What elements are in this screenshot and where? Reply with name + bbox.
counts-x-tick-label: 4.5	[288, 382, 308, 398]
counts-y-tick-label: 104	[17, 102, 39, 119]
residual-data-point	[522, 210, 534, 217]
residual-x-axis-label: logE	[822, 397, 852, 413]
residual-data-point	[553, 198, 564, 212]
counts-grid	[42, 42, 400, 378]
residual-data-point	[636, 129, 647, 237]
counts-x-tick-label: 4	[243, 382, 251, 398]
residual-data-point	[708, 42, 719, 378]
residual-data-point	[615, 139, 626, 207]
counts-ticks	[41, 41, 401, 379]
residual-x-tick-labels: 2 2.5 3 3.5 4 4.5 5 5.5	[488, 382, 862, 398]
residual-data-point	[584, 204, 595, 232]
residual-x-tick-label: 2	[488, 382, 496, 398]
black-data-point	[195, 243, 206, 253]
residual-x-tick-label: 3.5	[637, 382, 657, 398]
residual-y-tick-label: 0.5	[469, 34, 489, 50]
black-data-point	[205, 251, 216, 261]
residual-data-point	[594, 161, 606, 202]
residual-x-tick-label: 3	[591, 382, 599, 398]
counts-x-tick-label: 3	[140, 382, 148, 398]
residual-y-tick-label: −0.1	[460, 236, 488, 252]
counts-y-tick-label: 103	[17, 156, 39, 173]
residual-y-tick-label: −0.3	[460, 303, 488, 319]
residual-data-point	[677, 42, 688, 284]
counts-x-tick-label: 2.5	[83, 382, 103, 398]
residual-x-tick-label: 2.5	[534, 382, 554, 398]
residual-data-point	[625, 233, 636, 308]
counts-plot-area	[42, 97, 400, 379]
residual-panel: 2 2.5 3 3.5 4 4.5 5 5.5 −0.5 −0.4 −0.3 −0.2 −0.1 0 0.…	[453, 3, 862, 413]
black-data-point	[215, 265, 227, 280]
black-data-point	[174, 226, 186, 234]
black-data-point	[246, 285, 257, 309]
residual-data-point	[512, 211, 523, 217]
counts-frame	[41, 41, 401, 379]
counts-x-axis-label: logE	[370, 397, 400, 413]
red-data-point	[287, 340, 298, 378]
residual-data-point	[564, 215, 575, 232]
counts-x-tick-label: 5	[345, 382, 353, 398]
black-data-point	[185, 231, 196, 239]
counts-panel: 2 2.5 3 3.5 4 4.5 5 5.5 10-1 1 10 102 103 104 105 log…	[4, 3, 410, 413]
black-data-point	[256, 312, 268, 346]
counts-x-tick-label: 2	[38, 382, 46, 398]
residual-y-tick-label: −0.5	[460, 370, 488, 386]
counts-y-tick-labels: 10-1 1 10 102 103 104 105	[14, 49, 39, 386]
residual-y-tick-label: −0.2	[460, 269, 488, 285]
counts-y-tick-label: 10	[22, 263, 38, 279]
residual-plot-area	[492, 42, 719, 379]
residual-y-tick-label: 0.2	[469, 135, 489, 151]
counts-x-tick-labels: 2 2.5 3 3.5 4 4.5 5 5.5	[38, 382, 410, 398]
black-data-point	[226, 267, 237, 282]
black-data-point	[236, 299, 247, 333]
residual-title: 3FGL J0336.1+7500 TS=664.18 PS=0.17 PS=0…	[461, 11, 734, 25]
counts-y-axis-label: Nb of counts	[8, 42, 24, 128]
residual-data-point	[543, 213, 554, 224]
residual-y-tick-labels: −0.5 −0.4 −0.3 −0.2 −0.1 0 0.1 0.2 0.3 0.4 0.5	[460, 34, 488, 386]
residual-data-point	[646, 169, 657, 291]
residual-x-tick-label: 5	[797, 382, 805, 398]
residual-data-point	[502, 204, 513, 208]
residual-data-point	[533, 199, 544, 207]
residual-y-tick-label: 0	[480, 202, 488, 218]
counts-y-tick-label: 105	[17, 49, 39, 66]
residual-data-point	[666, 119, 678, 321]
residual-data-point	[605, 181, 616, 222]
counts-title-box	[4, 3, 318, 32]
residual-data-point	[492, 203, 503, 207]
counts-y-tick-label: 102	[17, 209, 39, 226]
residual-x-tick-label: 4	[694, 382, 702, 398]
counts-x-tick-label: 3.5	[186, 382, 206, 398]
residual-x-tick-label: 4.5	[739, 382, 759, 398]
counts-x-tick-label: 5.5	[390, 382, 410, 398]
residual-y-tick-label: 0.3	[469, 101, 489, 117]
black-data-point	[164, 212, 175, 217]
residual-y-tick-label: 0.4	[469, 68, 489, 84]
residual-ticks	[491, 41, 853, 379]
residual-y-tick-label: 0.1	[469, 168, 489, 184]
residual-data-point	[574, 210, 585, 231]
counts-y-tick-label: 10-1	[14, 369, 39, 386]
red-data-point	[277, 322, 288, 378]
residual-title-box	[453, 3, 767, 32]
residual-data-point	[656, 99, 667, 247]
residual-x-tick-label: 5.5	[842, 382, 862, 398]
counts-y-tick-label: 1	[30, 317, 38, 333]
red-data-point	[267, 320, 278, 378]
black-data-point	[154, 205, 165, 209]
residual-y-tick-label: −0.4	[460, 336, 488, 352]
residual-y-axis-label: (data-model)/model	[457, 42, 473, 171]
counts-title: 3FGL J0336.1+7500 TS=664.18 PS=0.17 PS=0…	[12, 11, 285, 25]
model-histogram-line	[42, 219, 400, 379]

________________

**Problem to solve:** Revise the listing above by changing every "black-data-point" to "filled-data-point", keeping all other text the same.

**The solution:**
What elements are in this screenshot and where? Reply with name + bbox.
counts-x-tick-label: 4.5	[288, 382, 308, 398]
counts-y-tick-label: 104	[17, 102, 39, 119]
residual-data-point	[522, 210, 534, 217]
residual-x-axis-label: logE	[822, 397, 852, 413]
residual-data-point	[553, 198, 564, 212]
counts-grid	[42, 42, 400, 378]
residual-data-point	[636, 129, 647, 237]
counts-x-tick-label: 4	[243, 382, 251, 398]
residual-data-point	[708, 42, 719, 378]
residual-data-point	[615, 139, 626, 207]
counts-ticks	[41, 41, 401, 379]
residual-x-tick-labels: 2 2.5 3 3.5 4 4.5 5 5.5	[488, 382, 862, 398]
residual-data-point	[584, 204, 595, 232]
residual-x-tick-label: 2	[488, 382, 496, 398]
filled-data-point	[195, 243, 206, 253]
residual-x-tick-label: 3.5	[637, 382, 657, 398]
residual-y-tick-label: 0.5	[469, 34, 489, 50]
filled-data-point	[205, 251, 216, 261]
residual-data-point	[594, 161, 606, 202]
residual-x-tick-label: 3	[591, 382, 599, 398]
counts-x-tick-label: 3	[140, 382, 148, 398]
residual-y-tick-label: −0.1	[460, 236, 488, 252]
counts-y-tick-label: 103	[17, 156, 39, 173]
residual-y-tick-label: −0.3	[460, 303, 488, 319]
residual-data-point	[677, 42, 688, 284]
counts-x-tick-label: 2.5	[83, 382, 103, 398]
residual-x-tick-label: 2.5	[534, 382, 554, 398]
residual-data-point	[625, 233, 636, 308]
counts-plot-area	[42, 97, 400, 379]
residual-panel: 2 2.5 3 3.5 4 4.5 5 5.5 −0.5 −0.4 −0.3 −0.2 −0.1 0 0.…	[453, 3, 862, 413]
filled-data-point	[215, 265, 227, 280]
filled-data-point	[174, 226, 186, 234]
filled-data-point	[246, 285, 257, 309]
residual-data-point	[512, 211, 523, 217]
counts-frame	[41, 41, 401, 379]
counts-x-axis-label: logE	[370, 397, 400, 413]
red-data-point	[287, 340, 298, 378]
residual-data-point	[564, 215, 575, 232]
counts-x-tick-label: 5	[345, 382, 353, 398]
filled-data-point	[185, 231, 196, 239]
counts-panel: 2 2.5 3 3.5 4 4.5 5 5.5 10-1 1 10 102 103 104 105 log…	[4, 3, 410, 413]
filled-data-point	[256, 312, 268, 346]
counts-x-tick-label: 2	[38, 382, 46, 398]
residual-y-tick-label: −0.5	[460, 370, 488, 386]
counts-y-tick-labels: 10-1 1 10 102 103 104 105	[14, 49, 39, 386]
residual-y-tick-label: −0.2	[460, 269, 488, 285]
counts-y-tick-label: 10	[22, 263, 38, 279]
residual-plot-area	[492, 42, 719, 379]
residual-y-tick-label: 0.2	[469, 135, 489, 151]
counts-x-tick-labels: 2 2.5 3 3.5 4 4.5 5 5.5	[38, 382, 410, 398]
filled-data-point	[226, 267, 237, 282]
filled-data-point	[236, 299, 247, 333]
residual-title: 3FGL J0336.1+7500 TS=664.18 PS=0.17 PS=0…	[461, 11, 734, 25]
counts-y-axis-label: Nb of counts	[8, 42, 24, 128]
residual-data-point	[543, 213, 554, 224]
residual-y-tick-labels: −0.5 −0.4 −0.3 −0.2 −0.1 0 0.1 0.2 0.3 0.4 0.5	[460, 34, 488, 386]
residual-data-point	[646, 169, 657, 291]
residual-x-tick-label: 5	[797, 382, 805, 398]
residual-data-point	[502, 204, 513, 208]
residual-data-point	[533, 199, 544, 207]
residual-y-tick-label: 0	[480, 202, 488, 218]
counts-y-tick-label: 105	[17, 49, 39, 66]
residual-data-point	[666, 119, 678, 321]
residual-data-point	[605, 181, 616, 222]
counts-title-box	[4, 3, 318, 32]
residual-data-point	[492, 203, 503, 207]
counts-y-tick-label: 102	[17, 209, 39, 226]
residual-x-tick-label: 4	[694, 382, 702, 398]
counts-x-tick-label: 3.5	[186, 382, 206, 398]
residual-x-tick-label: 4.5	[739, 382, 759, 398]
counts-x-tick-label: 5.5	[390, 382, 410, 398]
residual-y-tick-label: 0.3	[469, 101, 489, 117]
filled-data-point	[164, 212, 175, 217]
residual-y-tick-label: 0.4	[469, 68, 489, 84]
residual-ticks	[491, 41, 853, 379]
residual-y-tick-label: 0.1	[469, 168, 489, 184]
residual-data-point	[574, 210, 585, 231]
counts-y-tick-label: 10-1	[14, 369, 39, 386]
red-data-point	[277, 322, 288, 378]
residual-title-box	[453, 3, 767, 32]
residual-data-point	[656, 99, 667, 247]
residual-x-tick-label: 5.5	[842, 382, 862, 398]
counts-y-tick-label: 1	[30, 317, 38, 333]
red-data-point	[267, 320, 278, 378]
filled-data-point	[154, 205, 165, 209]
residual-y-tick-label: −0.4	[460, 336, 488, 352]
residual-y-axis-label: (data-model)/model	[457, 42, 473, 171]
counts-title: 3FGL J0336.1+7500 TS=664.18 PS=0.17 PS=0…	[12, 11, 285, 25]
model-histogram-line	[42, 219, 400, 379]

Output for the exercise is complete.